[Dataset items]
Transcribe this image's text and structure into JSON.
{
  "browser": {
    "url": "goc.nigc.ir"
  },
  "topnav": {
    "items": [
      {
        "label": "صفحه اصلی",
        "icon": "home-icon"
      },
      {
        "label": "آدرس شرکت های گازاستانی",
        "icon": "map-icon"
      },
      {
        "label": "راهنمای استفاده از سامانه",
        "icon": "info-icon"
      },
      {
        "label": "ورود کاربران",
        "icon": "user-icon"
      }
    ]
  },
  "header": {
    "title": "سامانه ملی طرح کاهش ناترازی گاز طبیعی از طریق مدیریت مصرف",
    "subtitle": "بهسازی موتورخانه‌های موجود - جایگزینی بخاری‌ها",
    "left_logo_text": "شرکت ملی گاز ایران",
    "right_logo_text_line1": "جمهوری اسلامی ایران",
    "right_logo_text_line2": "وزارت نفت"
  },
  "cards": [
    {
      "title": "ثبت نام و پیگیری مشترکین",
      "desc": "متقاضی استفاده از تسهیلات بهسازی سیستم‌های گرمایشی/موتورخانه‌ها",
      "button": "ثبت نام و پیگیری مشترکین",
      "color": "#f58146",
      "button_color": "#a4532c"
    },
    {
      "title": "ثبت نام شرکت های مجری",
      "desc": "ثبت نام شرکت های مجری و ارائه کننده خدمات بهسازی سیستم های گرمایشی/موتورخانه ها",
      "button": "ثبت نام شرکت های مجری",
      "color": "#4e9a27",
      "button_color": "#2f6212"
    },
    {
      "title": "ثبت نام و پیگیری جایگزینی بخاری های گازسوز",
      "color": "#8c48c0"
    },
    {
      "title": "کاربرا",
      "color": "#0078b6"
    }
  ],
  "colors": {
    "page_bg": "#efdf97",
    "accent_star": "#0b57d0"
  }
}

* Instructions to follow
Repeat all of the records above exactly as they appear.

* Answer in full
Transcribe this image's text and structure into JSON.
{
  "browser": {
    "url": "goc.nigc.ir"
  },
  "topnav": {
    "items": [
      {
        "label": "صفحه اصلی",
        "icon": "home-icon"
      },
      {
        "label": "آدرس شرکت های گازاستانی",
        "icon": "map-icon"
      },
      {
        "label": "راهنمای استفاده از سامانه",
        "icon": "info-icon"
      },
      {
        "label": "ورود کاربران",
        "icon": "user-icon"
      }
    ]
  },
  "header": {
    "title": "سامانه ملی طرح کاهش ناترازی گاز طبیعی از طریق مدیریت مصرف",
    "subtitle": "بهسازی موتورخانه‌های موجود - جایگزینی بخاری‌ها",
    "left_logo_text": "شرکت ملی گاز ایران",
    "right_logo_text_line1": "جمهوری اسلامی ایران",
    "right_logo_text_line2": "وزارت نفت"
  },
  "cards": [
    {
      "title": "ثبت نام و پیگیری مشترکین",
      "desc": "متقاضی استفاده از تسهیلات بهسازی سیستم‌های گرمایشی/موتورخانه‌ها",
      "button": "ثبت نام و پیگیری مشترکین",
      "color": "#f58146",
      "button_color": "#a4532c"
    },
    {
      "title": "ثبت نام شرکت های مجری",
      "desc": "ثبت نام شرکت های مجری و ارائه کننده خدمات بهسازی سیستم های گرمایشی/موتورخانه ها",
      "button": "ثبت نام شرکت های مجری",
      "color": "#4e9a27",
      "button_color": "#2f6212"
    },
    {
      "title": "ثبت نام و پیگیری جایگزینی بخاری های گازسوز",
      "color": "#8c48c0"
    },
    {
      "title": "کاربرا",
      "color": "#0078b6"
    }
  ],
  "colors": {
    "page_bg": "#efdf97",
    "accent_star": "#0b57d0"
  }
}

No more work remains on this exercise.